# REQUEST
Rewrite the data below, replacing every "box-caption" with "caption-box" and leaving everything else unchanged.

Page element annotations:
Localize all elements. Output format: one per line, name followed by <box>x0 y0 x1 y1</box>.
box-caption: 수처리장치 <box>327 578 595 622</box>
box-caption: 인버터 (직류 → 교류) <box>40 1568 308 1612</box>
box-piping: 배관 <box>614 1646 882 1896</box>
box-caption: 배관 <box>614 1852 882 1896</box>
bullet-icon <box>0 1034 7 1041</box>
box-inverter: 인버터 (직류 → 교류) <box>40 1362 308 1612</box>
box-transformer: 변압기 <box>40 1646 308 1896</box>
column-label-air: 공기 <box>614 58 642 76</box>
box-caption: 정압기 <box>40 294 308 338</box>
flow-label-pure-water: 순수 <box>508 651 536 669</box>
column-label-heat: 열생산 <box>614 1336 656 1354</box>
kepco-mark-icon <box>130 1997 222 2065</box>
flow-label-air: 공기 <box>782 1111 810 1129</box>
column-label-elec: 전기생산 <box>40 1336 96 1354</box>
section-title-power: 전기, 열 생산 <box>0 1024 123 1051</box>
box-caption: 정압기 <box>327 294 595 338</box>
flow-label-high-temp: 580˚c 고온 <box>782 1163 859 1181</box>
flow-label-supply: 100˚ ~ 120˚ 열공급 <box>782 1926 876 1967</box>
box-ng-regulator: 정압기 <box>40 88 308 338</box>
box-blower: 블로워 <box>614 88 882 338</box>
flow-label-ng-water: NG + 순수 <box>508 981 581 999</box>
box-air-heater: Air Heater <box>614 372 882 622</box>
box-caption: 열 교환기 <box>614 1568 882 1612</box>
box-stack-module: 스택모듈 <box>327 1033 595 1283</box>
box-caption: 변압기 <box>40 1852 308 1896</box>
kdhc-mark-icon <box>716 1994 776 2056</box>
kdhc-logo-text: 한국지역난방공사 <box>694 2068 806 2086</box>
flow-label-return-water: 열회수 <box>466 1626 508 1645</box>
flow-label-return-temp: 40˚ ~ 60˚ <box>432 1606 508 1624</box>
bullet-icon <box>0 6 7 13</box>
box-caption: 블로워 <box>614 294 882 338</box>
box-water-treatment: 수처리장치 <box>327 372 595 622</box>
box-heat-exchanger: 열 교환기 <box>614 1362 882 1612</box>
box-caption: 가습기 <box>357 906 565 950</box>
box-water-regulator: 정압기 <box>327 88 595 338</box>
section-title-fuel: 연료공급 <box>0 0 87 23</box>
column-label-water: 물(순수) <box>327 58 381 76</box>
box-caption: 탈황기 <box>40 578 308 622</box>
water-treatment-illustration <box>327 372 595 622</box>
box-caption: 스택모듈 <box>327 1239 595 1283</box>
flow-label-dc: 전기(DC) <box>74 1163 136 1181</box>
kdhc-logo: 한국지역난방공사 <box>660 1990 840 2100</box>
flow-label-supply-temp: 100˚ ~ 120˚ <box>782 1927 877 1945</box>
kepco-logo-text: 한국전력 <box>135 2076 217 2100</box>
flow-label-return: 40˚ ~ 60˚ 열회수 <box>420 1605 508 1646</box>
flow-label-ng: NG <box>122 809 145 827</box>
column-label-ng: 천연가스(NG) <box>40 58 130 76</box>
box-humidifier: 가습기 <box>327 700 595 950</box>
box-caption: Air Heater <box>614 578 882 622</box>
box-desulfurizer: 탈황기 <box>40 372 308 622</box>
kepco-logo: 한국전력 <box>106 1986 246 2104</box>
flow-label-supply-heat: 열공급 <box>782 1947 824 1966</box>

# EXERCISE RESULT
Localize all elements. Output format: one per line, name followed by <box>x0 y0 x1 y1</box>.
caption-box: 수처리장치 <box>327 578 595 622</box>
caption-box: 인버터 (직류 → 교류) <box>40 1568 308 1612</box>
box-piping: 배관 <box>614 1646 882 1896</box>
caption-box: 배관 <box>614 1852 882 1896</box>
bullet-icon <box>0 1034 7 1041</box>
box-inverter: 인버터 (직류 → 교류) <box>40 1362 308 1612</box>
box-transformer: 변압기 <box>40 1646 308 1896</box>
column-label-air: 공기 <box>614 58 642 76</box>
caption-box: 정압기 <box>40 294 308 338</box>
flow-label-pure-water: 순수 <box>508 651 536 669</box>
column-label-heat: 열생산 <box>614 1336 656 1354</box>
kepco-mark-icon <box>130 1997 222 2065</box>
flow-label-air: 공기 <box>782 1111 810 1129</box>
column-label-elec: 전기생산 <box>40 1336 96 1354</box>
section-title-power: 전기, 열 생산 <box>0 1024 123 1051</box>
caption-box: 정압기 <box>327 294 595 338</box>
flow-label-high-temp: 580˚c 고온 <box>782 1163 859 1181</box>
flow-label-supply: 100˚ ~ 120˚ 열공급 <box>782 1926 876 1967</box>
box-ng-regulator: 정압기 <box>40 88 308 338</box>
box-blower: 블로워 <box>614 88 882 338</box>
flow-label-ng-water: NG + 순수 <box>508 981 581 999</box>
box-air-heater: Air Heater <box>614 372 882 622</box>
caption-box: 열 교환기 <box>614 1568 882 1612</box>
box-stack-module: 스택모듈 <box>327 1033 595 1283</box>
caption-box: 변압기 <box>40 1852 308 1896</box>
kdhc-mark-icon <box>716 1994 776 2056</box>
kdhc-logo-text: 한국지역난방공사 <box>694 2068 806 2086</box>
flow-label-return-water: 열회수 <box>466 1626 508 1645</box>
flow-label-return-temp: 40˚ ~ 60˚ <box>432 1606 508 1624</box>
bullet-icon <box>0 6 7 13</box>
caption-box: 블로워 <box>614 294 882 338</box>
box-water-treatment: 수처리장치 <box>327 372 595 622</box>
box-heat-exchanger: 열 교환기 <box>614 1362 882 1612</box>
caption-box: 가습기 <box>357 906 565 950</box>
box-water-regulator: 정압기 <box>327 88 595 338</box>
section-title-fuel: 연료공급 <box>0 0 87 23</box>
column-label-water: 물(순수) <box>327 58 381 76</box>
caption-box: 탈황기 <box>40 578 308 622</box>
water-treatment-illustration <box>327 372 595 622</box>
caption-box: 스택모듈 <box>327 1239 595 1283</box>
flow-label-dc: 전기(DC) <box>74 1163 136 1181</box>
kdhc-logo: 한국지역난방공사 <box>660 1990 840 2100</box>
flow-label-supply-temp: 100˚ ~ 120˚ <box>782 1927 877 1945</box>
kepco-logo-text: 한국전력 <box>135 2076 217 2100</box>
flow-label-return: 40˚ ~ 60˚ 열회수 <box>420 1605 508 1646</box>
flow-label-ng: NG <box>122 809 145 827</box>
column-label-ng: 천연가스(NG) <box>40 58 130 76</box>
box-humidifier: 가습기 <box>327 700 595 950</box>
caption-box: Air Heater <box>614 578 882 622</box>
box-desulfurizer: 탈황기 <box>40 372 308 622</box>
kepco-logo: 한국전력 <box>106 1986 246 2104</box>
flow-label-supply-heat: 열공급 <box>782 1947 824 1966</box>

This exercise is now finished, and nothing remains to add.